■ SHORT TASK
Go through the entries and say how many lines contain the string "title". The number is the whole answer.

>>>>

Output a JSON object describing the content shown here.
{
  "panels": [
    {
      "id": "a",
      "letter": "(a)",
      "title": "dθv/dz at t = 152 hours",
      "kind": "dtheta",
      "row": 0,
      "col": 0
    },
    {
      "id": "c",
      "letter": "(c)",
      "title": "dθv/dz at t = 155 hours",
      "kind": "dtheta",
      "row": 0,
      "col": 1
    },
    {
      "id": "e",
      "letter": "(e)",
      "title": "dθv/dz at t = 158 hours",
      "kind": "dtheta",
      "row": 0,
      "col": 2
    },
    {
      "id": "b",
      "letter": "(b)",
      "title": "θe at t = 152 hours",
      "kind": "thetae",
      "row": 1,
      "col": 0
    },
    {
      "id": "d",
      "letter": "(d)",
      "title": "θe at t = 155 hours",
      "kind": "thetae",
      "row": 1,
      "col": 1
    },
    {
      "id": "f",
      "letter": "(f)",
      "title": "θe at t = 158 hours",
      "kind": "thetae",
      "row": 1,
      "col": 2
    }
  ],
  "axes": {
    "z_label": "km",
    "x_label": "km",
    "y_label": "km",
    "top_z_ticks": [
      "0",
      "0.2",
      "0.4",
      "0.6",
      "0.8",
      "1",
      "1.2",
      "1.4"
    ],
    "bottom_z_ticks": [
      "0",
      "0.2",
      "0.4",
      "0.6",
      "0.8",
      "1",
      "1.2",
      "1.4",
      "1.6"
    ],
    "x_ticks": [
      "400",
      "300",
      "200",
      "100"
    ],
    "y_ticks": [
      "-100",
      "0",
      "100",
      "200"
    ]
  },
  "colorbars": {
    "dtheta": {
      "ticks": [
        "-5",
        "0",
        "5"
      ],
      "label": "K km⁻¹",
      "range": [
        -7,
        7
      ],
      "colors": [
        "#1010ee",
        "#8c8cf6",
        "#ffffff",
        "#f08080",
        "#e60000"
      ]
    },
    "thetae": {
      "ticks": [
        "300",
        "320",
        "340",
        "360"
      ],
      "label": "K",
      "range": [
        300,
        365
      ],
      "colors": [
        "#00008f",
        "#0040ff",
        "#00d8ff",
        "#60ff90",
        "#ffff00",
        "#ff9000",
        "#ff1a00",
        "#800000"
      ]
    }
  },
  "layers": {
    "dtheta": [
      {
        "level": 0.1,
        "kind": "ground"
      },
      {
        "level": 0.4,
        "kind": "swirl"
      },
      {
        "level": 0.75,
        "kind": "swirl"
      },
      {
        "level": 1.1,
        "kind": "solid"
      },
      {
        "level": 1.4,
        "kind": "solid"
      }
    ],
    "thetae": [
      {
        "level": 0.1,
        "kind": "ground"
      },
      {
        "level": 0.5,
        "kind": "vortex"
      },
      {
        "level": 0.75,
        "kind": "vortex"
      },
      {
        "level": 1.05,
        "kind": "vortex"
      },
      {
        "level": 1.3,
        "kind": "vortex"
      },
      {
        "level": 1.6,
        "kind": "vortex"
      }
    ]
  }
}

<<<<

■ EXERCISE SOLUTION
6